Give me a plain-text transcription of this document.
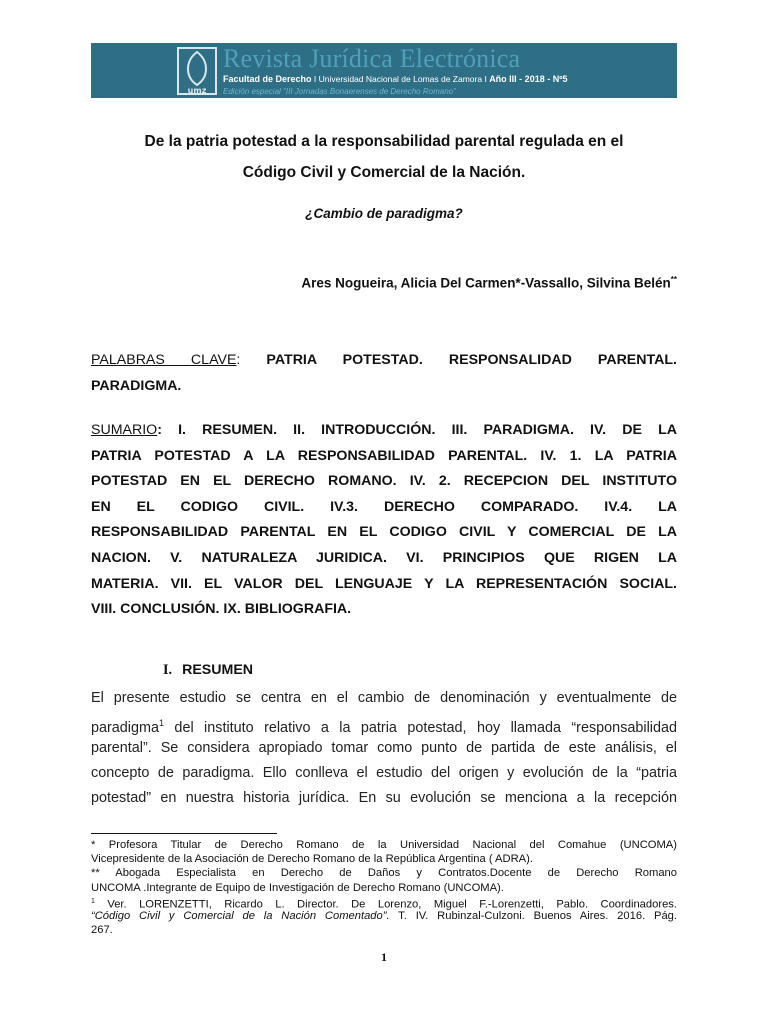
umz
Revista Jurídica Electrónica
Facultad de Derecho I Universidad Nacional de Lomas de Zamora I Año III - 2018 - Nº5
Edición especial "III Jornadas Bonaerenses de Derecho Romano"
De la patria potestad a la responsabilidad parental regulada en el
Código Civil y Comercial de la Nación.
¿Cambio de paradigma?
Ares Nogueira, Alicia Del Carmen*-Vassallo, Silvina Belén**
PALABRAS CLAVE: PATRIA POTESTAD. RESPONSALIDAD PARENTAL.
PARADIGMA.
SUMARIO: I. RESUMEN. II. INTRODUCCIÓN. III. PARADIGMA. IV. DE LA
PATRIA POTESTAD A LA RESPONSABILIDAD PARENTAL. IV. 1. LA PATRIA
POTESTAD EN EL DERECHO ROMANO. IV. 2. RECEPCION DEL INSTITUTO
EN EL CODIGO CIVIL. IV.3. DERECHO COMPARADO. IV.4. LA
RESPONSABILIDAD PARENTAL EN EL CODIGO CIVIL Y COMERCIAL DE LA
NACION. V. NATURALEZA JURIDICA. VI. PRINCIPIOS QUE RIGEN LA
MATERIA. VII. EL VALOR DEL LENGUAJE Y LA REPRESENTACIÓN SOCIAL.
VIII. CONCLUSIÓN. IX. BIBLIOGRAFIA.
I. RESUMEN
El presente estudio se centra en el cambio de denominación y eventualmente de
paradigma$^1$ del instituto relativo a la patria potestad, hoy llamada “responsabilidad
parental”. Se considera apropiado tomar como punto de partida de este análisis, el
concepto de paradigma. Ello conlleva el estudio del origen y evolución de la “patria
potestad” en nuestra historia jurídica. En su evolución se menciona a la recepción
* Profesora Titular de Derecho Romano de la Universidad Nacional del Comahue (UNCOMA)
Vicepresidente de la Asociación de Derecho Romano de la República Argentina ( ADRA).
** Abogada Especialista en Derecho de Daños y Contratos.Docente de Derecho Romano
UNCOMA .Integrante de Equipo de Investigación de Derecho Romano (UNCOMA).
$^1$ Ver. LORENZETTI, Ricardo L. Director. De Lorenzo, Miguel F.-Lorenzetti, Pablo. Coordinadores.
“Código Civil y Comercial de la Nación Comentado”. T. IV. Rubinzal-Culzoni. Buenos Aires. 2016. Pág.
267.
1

--

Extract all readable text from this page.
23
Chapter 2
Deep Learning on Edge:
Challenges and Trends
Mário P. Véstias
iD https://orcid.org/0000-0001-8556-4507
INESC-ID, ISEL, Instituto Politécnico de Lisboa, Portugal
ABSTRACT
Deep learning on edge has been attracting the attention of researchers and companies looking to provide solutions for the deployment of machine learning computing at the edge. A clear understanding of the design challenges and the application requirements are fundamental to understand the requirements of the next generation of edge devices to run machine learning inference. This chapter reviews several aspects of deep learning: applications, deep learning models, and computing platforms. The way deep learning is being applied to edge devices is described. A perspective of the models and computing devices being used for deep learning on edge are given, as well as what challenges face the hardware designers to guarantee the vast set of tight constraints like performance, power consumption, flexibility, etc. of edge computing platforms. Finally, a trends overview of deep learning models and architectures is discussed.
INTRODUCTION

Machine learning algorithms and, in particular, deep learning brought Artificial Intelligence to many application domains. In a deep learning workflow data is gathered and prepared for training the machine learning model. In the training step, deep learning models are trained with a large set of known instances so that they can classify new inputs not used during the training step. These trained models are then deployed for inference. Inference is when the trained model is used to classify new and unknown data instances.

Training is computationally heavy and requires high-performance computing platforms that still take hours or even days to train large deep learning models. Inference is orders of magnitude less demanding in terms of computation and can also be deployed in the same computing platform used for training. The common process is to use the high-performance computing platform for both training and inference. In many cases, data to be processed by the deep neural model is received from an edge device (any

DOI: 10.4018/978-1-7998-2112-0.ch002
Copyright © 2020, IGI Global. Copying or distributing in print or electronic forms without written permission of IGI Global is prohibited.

* * *

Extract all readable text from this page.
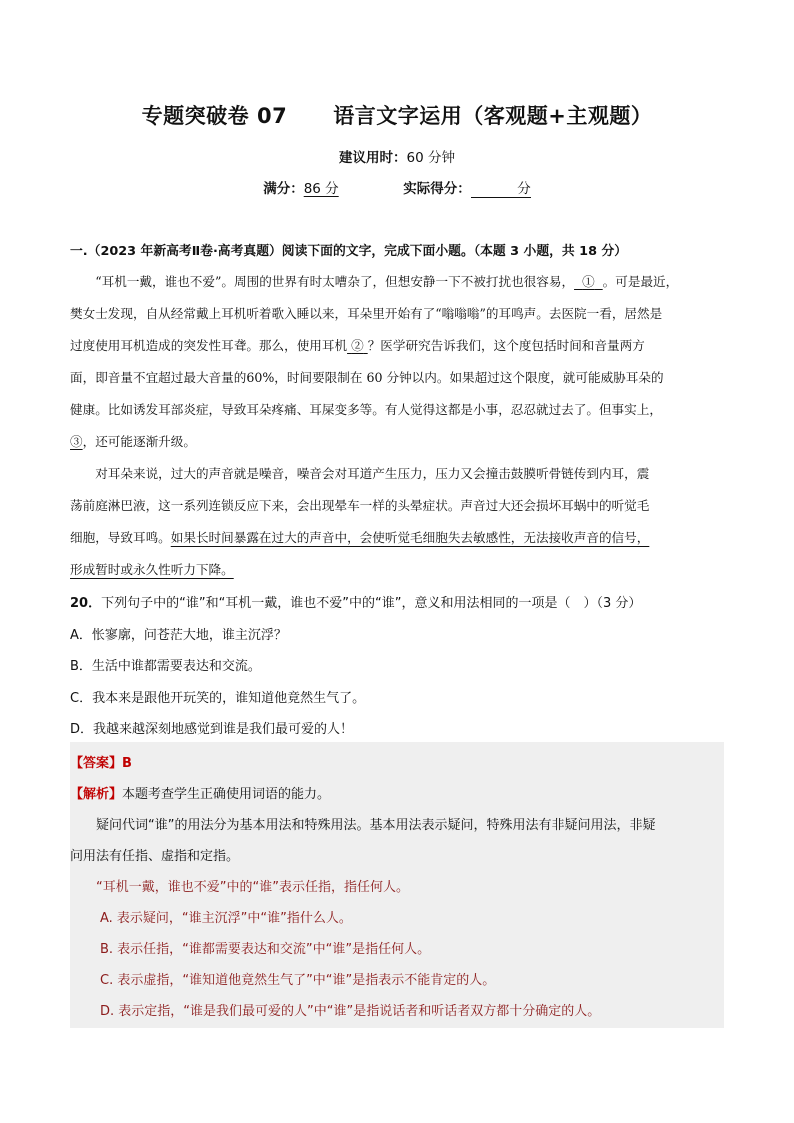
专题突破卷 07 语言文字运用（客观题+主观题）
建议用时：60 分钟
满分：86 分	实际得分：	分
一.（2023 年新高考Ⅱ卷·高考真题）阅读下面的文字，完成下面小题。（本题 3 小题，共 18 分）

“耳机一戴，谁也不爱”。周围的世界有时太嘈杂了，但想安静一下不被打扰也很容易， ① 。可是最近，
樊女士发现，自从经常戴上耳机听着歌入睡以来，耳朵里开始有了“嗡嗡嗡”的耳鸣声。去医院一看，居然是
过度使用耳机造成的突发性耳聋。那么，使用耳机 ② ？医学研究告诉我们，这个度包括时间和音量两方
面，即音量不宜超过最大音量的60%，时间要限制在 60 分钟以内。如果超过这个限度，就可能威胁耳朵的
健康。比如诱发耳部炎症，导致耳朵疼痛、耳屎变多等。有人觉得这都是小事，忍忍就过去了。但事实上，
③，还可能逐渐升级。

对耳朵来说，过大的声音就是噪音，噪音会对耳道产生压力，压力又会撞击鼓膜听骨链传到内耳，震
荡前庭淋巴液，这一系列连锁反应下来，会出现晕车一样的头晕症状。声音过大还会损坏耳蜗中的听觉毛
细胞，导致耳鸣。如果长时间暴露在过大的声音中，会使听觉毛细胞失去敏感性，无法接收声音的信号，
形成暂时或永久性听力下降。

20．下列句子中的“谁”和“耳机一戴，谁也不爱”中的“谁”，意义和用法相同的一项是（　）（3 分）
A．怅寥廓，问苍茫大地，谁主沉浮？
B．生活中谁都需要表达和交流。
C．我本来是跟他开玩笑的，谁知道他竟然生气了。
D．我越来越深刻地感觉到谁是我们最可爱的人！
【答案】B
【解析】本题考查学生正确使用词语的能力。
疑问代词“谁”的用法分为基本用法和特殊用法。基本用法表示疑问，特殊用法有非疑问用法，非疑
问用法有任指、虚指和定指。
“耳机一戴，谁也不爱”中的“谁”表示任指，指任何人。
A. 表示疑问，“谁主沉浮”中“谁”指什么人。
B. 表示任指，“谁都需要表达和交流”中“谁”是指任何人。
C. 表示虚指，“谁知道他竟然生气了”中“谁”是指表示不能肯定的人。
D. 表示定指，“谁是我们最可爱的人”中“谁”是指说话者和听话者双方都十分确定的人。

● **THE TASK**:
Write out every line of the data that holds the word "performance".

● **SOLUTION**:
Deep learning on edge has been attracting the attention of researchers and companies looking to provide solutions for the deployment of machine learning computing at the edge. A clear understanding of the design challenges and the application requirements are fundamental to understand the requirements of the next generation of edge devices to run machine learning inference. This chapter reviews several aspects of deep learning: applications, deep learning models, and computing platforms. The way deep learning is being applied to edge devices is described. A perspective of the models and computing devices being used for deep learning on edge are given, as well as what challenges face the hardware designers to guarantee the vast set of tight constraints like performance, power consumption, flexibility, etc. of edge computing platforms. Finally, a trends overview of deep learning models and architectures is discussed.
Training is computationally heavy and requires high-performance computing platforms that still take hours or even days to train large deep learning models. Inference is orders of magnitude less demanding in terms of computation and can also be deployed in the same computing platform used for training. The common process is to use the high-performance computing platform for both training and inference. In many cases, data to be processed by the deep neural model is received from an edge device (any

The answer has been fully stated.